⟨

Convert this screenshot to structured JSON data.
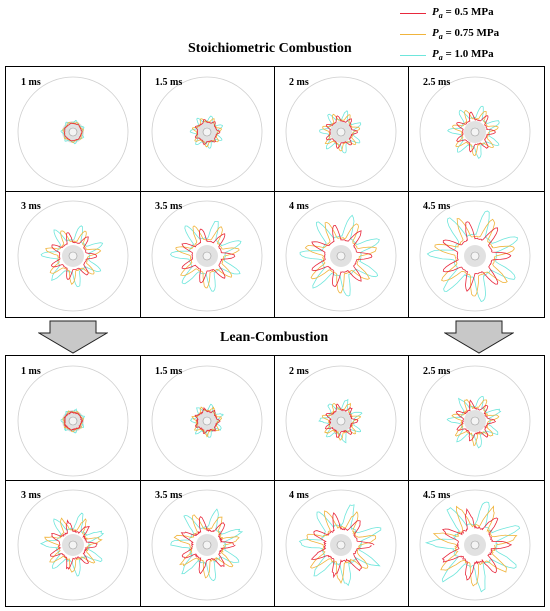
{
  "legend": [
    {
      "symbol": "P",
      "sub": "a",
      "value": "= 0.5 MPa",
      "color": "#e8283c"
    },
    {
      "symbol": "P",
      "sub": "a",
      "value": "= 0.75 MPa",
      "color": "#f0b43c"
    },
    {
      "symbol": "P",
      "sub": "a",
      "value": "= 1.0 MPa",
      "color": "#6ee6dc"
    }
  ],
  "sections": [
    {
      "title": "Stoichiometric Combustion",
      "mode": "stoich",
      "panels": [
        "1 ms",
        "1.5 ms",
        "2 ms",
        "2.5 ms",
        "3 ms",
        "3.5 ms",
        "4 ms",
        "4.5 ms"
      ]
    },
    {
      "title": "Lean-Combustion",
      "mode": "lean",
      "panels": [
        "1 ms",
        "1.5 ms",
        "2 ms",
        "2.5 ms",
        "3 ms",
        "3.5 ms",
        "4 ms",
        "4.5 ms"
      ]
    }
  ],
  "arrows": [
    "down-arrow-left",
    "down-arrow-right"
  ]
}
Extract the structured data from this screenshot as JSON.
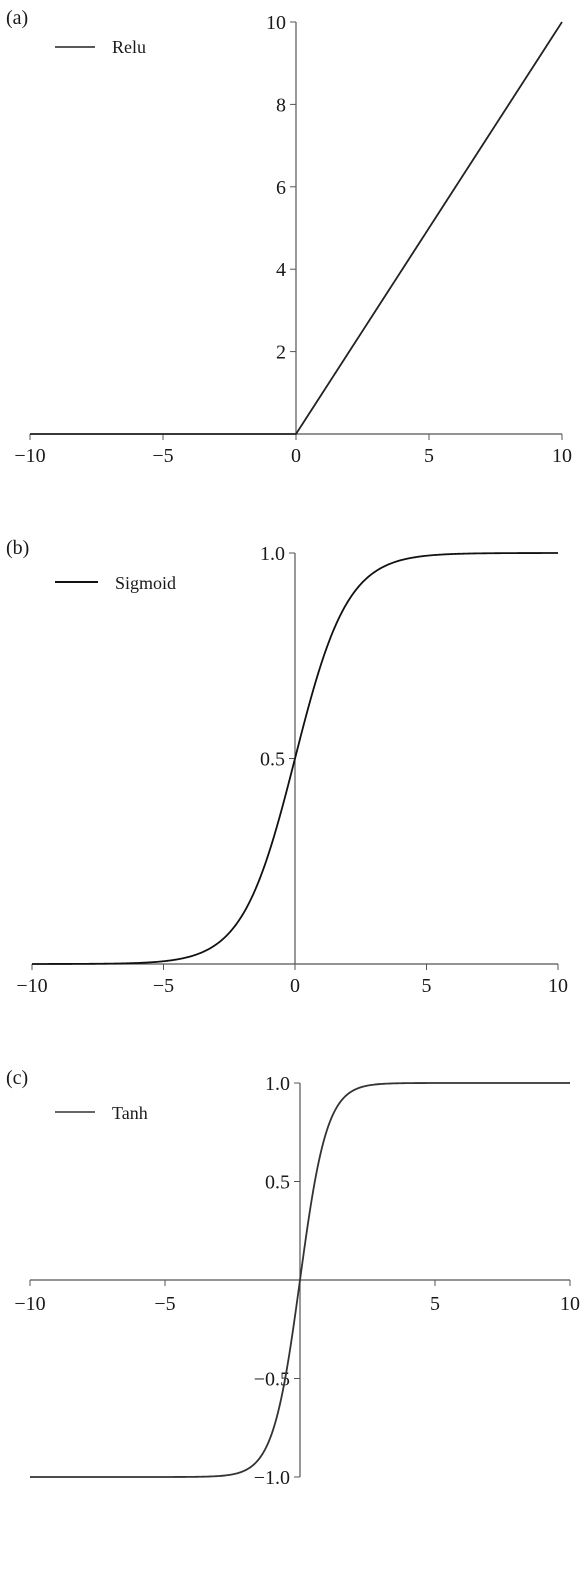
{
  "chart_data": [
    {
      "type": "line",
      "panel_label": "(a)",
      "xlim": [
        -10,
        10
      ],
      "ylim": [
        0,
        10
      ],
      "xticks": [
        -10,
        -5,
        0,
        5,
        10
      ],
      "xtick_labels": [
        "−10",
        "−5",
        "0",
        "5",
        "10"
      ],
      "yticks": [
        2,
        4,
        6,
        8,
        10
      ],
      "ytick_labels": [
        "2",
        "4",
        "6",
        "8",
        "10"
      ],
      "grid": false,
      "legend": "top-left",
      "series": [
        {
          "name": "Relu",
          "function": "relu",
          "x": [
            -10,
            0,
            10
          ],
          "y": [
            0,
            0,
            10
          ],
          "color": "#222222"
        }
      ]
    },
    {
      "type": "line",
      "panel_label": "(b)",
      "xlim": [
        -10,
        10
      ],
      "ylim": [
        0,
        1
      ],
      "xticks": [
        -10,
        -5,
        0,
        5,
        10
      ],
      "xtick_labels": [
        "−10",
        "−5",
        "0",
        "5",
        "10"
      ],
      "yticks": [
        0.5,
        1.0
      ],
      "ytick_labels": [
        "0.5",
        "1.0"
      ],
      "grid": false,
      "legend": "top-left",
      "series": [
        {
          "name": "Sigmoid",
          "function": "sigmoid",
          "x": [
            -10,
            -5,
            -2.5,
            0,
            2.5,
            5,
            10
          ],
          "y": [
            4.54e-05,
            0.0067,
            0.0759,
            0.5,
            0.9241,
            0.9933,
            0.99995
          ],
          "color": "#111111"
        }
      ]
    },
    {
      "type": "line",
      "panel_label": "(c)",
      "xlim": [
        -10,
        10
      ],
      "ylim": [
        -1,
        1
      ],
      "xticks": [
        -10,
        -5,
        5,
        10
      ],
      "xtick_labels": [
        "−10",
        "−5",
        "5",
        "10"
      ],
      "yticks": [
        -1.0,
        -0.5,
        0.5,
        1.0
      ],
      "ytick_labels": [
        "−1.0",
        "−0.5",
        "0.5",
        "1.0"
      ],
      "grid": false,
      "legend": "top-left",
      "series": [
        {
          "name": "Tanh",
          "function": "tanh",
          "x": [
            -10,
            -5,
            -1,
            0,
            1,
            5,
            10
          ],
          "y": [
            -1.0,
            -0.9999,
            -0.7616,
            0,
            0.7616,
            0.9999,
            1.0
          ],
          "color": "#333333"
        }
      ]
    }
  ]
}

⟩
⟨

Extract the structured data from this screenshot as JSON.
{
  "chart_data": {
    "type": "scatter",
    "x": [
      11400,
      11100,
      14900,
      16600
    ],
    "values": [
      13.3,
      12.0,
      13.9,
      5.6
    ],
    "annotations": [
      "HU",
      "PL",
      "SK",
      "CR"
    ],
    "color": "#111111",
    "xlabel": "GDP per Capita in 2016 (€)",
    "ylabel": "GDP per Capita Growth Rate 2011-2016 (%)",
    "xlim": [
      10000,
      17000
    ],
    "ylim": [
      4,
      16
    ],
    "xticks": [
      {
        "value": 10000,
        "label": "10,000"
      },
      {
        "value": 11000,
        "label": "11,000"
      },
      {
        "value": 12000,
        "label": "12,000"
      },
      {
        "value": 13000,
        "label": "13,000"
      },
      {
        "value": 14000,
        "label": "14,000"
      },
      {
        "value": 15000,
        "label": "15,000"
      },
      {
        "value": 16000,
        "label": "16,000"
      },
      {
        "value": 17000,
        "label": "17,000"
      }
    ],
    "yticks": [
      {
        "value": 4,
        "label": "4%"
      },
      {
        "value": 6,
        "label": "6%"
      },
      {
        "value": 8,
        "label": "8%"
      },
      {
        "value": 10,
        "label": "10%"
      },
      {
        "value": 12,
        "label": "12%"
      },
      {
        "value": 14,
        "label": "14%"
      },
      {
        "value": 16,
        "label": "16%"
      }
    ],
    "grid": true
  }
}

⟩

Scan the listing above. Collect all lines with the word "Capita".

CORRECT ANSWER:
    "xlabel": "GDP per Capita in 2016 (€)",
    "ylabel": "GDP per Capita Growth Rate 2011-2016 (%)",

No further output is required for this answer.